# Should I scalp my bermuda? (Pics)



## LAlawn (Mar 20, 2019)

So my moron landlord won't fire the lawn crew that comes to my house but once a week he cuts the BERMUDA to 2" and it looks scalped.

I've decided to grab a push reel mower and start mowing once a week so the lawn gets hit twice a week. The thing is though, I want that short nice Bermuda grass. I think I can scalp it but I'm not sure how short to go.

Also I'm in Los Angeles so it should be hotter than it is but it's been a cool year and right now the temps are high 60s - low 70s.

Remember, this was mowed to 2" yesterday and it's scalping 🤦🏻‍♂️


----------



## LAlawn (Mar 20, 2019)

Also I forgot to mention, it's not the most level lawn, that's also making it tough to decide how low to go for the scalp.


----------



## Austinite (Oct 4, 2018)

Scalp anywhere lower than what you'd maintain. So if 1 inch is desired, scalp at 3/4 inch minimum.


----------



## LAlawn (Mar 20, 2019)

Austinite said:


> Scalp anywhere lower than what you'd maintain. So if 1 inch is desired, scalp at 3/4 inch minimum.


Will doing 1/2" vs 3/4" make a big difference?

Also I'm a fellow Austinite 🤘🏻, just moved out here


----------



## Austinite (Oct 4, 2018)

Welcome!

The lower the better in my opinion.


----------



## Tmank87 (Feb 13, 2019)

= = = = =

Exercises to complete =
**1)** In the bermuda scalping thread, write out the part starting with "# Should I scalp" and going on through "60s - low 70s.", changing "push reel mower" to "reel mower".
**2)** Put this sentence from the bermuda scalping thread into Spanish: "The lower the better in my opinion."

Supplied information =
= = = = =

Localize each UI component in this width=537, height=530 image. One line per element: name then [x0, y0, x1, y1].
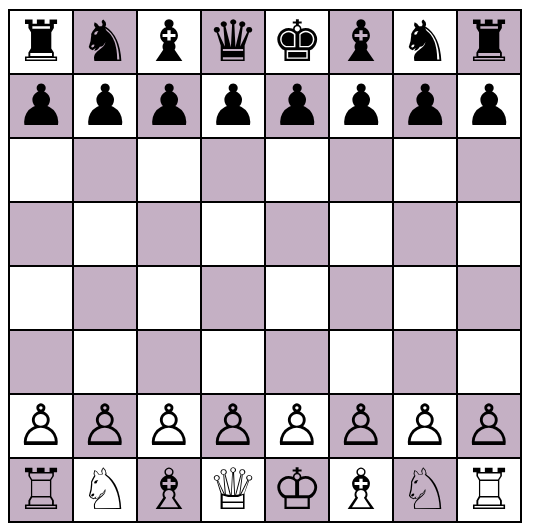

= = = = =

The solutions =
**1)**
# Should I scalp my bermuda? (Pics)



## LAlawn (Mar 20, 2019)

So my moron landlord won't fire the lawn crew that comes to my house but once a week he cuts the BERMUDA to 2" and it looks scalped.

I've decided to grab a reel mower and start mowing once a week so the lawn gets hit twice a week. The thing is though, I want that short nice Bermuda grass. I think I can scalp it but I'm not sure how short to go.

Also I'm in Los Angeles so it should be hotter than it is but it's been a cool year and right now the temps are high 60s - low 70s.

**2)** Cuanto más bajo, mejor, en mi opinión.